Studio album by Etta James
- Released: 1980
- Genre: Funk, soul, disco
- Label: MCA
- Producer: Allen Toussaint

Etta James chronology
| Deep in the Night (1978) | Changes (1980) | Etta, Red-Hot & Live (1982) |

= Changes (Etta James album) =

Changes is the fourteenth studio album by Etta James, released in 1980. It was recorded at the Sea-Saint studios in New Orleans, with Allen Toussaint arranging and producing, as well as contributing four songs. The album was first released on compact disc in 2014 by Fuel 2000, under the title The Allen Toussaint Sessions - It Takes Love To Keep A Woman. The album received a second, digital-only release by Gulf Coast Records in 2016 as New Orleans Sessions.

+ + + +

Copy out the entry on the Etta James album Changes in full, keeping every line and character the same.

(RAW DATA):
+ + + +

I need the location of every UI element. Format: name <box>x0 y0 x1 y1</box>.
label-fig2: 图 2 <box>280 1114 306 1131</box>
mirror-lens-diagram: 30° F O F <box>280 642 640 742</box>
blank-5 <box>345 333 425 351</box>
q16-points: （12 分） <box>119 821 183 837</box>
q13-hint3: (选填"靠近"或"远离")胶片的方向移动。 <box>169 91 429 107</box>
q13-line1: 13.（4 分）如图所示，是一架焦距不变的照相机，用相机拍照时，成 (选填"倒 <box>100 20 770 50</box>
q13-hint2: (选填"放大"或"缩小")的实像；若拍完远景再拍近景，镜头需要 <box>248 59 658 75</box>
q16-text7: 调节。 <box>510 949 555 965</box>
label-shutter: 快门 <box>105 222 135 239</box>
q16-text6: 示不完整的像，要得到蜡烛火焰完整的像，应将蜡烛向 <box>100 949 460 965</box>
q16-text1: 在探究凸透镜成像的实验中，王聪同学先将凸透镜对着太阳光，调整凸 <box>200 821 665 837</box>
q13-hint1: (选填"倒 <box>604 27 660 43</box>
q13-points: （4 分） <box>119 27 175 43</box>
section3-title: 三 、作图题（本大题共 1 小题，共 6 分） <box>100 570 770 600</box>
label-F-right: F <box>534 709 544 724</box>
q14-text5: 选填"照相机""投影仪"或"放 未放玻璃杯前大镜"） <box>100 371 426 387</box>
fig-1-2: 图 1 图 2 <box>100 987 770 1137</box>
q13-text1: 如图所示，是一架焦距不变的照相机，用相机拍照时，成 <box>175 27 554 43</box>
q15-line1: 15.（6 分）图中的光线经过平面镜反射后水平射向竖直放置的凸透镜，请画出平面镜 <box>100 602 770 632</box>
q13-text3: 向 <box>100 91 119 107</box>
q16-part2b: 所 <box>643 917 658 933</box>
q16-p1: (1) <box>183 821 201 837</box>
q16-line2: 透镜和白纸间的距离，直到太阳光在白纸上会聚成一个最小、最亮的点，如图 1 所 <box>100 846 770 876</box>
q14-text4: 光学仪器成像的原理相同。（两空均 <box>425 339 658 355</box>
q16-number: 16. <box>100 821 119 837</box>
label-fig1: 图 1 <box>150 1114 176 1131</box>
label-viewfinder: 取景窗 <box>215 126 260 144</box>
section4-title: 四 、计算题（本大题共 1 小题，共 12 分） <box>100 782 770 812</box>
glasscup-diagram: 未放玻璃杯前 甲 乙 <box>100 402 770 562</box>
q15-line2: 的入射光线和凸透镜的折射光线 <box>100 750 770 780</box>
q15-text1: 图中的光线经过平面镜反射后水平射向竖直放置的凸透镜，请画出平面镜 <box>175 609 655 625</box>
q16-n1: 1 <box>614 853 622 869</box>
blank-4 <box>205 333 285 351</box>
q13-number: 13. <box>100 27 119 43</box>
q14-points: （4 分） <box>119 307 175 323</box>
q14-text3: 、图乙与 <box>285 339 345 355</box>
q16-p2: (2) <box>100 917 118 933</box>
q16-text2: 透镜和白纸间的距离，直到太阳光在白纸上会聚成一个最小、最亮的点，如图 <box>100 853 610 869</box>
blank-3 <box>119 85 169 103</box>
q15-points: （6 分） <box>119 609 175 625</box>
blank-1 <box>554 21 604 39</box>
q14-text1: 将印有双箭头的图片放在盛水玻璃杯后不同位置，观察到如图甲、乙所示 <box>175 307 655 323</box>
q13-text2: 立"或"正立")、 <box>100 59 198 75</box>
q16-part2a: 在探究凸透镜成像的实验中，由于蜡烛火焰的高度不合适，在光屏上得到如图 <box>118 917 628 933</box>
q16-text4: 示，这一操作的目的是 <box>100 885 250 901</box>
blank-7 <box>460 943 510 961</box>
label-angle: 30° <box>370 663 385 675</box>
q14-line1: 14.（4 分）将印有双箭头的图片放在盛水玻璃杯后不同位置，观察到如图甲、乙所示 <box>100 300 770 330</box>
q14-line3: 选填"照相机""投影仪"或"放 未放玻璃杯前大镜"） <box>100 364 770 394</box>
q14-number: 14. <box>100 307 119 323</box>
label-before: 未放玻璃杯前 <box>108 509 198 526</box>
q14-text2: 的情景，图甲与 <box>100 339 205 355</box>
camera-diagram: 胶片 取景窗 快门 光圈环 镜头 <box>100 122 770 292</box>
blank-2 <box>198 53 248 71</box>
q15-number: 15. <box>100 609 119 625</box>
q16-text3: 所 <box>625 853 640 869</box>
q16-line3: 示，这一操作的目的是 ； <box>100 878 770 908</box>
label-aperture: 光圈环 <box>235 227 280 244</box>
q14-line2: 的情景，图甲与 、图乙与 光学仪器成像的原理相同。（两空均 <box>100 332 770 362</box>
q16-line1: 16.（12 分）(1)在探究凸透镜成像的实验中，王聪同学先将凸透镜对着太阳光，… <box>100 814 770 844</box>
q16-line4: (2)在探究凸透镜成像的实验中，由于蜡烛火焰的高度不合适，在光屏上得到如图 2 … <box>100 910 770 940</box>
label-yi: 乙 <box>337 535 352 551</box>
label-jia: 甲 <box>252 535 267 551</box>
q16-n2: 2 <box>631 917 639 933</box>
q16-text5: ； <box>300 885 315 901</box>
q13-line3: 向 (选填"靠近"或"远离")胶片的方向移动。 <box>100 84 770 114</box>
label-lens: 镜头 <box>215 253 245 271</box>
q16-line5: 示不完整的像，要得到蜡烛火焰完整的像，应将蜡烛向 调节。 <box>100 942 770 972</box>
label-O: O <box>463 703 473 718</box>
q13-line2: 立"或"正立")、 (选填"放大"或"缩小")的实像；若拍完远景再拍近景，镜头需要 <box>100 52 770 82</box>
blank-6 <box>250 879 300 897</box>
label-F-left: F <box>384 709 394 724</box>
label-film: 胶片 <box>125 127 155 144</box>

+ + + +

(PROBLEM SOLUTION):
Studio album by Etta James
- Released: 1980
- Genre: Funk, soul, disco
- Label: MCA
- Producer: Allen Toussaint

Etta James chronology
| Deep in the Night (1978) | Changes (1980) | Etta, Red-Hot & Live (1982) |

= Changes (Etta James album) =

Changes is the fourteenth studio album by Etta James, released in 1980. It was recorded at the Sea-Saint studios in New Orleans, with Allen Toussaint arranging and producing, as well as contributing four songs. The album was first released on compact disc in 2014 by Fuel 2000, under the title The Allen Toussaint Sessions - It Takes Love To Keep A Woman. The album received a second, digital-only release by Gulf Coast Records in 2016 as New Orleans Sessions.